SELECTED PASSAGE Start Marker

Mitsubishi ECU
Peter Wales
pjwales at magicnet.magicnet.net
Thu Mar 9 13:35:25 GMT 1995
The early Mitsubishi ECU used a Motorola 6803 processor base with some
extras in it which made it unobtainable. Typically of the Japanese, the
semiconductor sales people knew nothing about the mask programmed CPU, ask
the car people. The car people said we make cars not chips....go away.
A considerable amount of work allowed me to read the firmware and create a
pcb with an expansion port on it. This had the CPU, an EPROM and a port
expander chip connected to the CPU's multiplexed addrss/data lines. The
whole pcb plugged into a socket on the motherboard where the CPU used to be,
and the same pcb fitted the later Starion and the Colt cars available in
England in 1985 and on.
The fuelling on these cars is computed, not looked up from a table. This
made it very difficult to change because without knowing the full algorithm
changing one things altered others. My main concern was the removal of the
boost limit and this was less difficult. We ran the Colt cars at 15 PSI
boost without any problems (except massive torque steer) and as I remember
we got about 175 HP from the engine.

SELECTED PASSAGE End Marker

# DIRECTIONS
a. Answer these questions about the post on the Mitsubishi ECU:
(i) Which processor was the early Mitsubishi ECU based on?
(ii) At what boost pressure were the Colt cars run?
(iii) About how much horsepower did the engine produce at that boost?
b. Carry on the post about the Mitsubishi ECU from its last sentence, in the same first-person voice.

LISTED ENTRIES Start Marker

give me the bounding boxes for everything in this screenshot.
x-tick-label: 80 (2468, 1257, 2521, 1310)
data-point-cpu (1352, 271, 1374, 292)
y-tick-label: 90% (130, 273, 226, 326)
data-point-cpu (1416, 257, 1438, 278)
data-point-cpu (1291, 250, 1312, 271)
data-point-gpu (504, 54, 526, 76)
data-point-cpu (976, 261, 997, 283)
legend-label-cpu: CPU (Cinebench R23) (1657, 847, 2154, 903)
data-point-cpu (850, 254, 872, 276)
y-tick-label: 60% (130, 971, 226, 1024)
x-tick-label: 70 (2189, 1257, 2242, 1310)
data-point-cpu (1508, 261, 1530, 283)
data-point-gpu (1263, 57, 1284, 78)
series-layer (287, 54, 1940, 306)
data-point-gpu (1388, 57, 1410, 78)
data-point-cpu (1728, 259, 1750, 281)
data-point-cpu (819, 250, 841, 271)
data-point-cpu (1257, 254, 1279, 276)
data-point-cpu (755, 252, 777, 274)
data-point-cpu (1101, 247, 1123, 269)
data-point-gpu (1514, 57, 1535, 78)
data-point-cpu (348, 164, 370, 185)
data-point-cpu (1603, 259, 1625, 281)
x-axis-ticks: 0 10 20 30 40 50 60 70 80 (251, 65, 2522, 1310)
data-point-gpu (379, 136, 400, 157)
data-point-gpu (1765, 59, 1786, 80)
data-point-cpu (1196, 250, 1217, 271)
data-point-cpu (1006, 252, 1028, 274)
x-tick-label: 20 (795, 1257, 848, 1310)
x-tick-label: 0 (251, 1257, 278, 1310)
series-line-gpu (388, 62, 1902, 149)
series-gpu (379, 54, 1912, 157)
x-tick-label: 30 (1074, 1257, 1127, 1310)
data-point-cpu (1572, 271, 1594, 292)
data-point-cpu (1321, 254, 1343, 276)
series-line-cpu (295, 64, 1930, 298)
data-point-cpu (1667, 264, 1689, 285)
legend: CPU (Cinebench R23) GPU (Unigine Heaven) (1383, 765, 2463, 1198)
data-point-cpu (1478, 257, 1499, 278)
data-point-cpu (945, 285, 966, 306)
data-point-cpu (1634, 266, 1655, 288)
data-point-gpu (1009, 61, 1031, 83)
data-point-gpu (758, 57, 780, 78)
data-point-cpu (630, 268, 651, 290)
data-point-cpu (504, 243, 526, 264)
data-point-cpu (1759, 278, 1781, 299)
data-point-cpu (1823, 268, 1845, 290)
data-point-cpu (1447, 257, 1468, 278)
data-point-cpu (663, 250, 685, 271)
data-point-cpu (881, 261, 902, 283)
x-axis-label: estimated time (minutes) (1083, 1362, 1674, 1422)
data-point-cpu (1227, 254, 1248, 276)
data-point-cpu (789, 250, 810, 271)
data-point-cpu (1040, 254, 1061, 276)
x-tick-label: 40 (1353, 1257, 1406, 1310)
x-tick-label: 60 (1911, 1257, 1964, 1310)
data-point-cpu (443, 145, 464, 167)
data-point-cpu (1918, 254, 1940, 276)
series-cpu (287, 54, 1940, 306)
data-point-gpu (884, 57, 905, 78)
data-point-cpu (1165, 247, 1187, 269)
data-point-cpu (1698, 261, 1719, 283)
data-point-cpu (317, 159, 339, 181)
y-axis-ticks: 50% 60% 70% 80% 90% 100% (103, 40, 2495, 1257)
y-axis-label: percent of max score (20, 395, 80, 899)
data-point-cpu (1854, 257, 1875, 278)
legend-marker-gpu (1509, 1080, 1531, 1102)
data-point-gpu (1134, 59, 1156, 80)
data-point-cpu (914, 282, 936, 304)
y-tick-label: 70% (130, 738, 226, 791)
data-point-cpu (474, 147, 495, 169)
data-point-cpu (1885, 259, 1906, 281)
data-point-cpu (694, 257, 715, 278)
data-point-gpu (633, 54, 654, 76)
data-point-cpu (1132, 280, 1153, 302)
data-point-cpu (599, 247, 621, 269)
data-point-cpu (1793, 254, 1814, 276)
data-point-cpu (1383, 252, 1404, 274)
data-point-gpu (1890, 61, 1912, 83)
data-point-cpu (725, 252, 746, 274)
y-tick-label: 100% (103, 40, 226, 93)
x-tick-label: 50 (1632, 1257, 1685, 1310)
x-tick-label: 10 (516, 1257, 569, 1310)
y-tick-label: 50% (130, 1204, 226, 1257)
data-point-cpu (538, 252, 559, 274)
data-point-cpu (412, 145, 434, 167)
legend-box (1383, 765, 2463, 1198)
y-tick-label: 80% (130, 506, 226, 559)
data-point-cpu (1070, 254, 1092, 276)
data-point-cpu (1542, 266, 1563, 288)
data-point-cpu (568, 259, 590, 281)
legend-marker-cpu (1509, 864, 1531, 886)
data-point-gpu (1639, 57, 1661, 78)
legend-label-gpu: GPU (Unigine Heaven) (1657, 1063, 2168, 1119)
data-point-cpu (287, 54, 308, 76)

LISTED ENTRIES End Marker

# RESULTS FOR EACH TASK
a.
(i) A Motorola 6803 processor, with some extras in it.
(ii) 15 PSI.
(iii) About 175 HP.

b.
The way I would do it today would probably be with an FCD as it was too
expensive in engineering time to do it that way for the few sales we got. To
remove the boost limit, connect a 330ohm resistor in series with the boost
pressure sensor line, and a 4.3v zener to ground to clamp the input to a
maximum of about 4.5v. This will stop it cutting out, but when you get over
12 PSI boost the engine will start to lean out, so use your air fuel
moinitor. Ignition is controlled from a seperate unit.
I probably still have one or two of the pcbs lying around in England and you
may have one if you want one. If I don't have any and have to get them made,
I will sell them to you at my cost. Alternatively, I may even have the
original artwork and you can make your own. You can also have the software
as well.
Hooking a laptop upto this computer will be very difficult as you would have
to make an interface to convert all of the input signals to a digital format
and write the sofware to display them.
Let me know if you want any more info.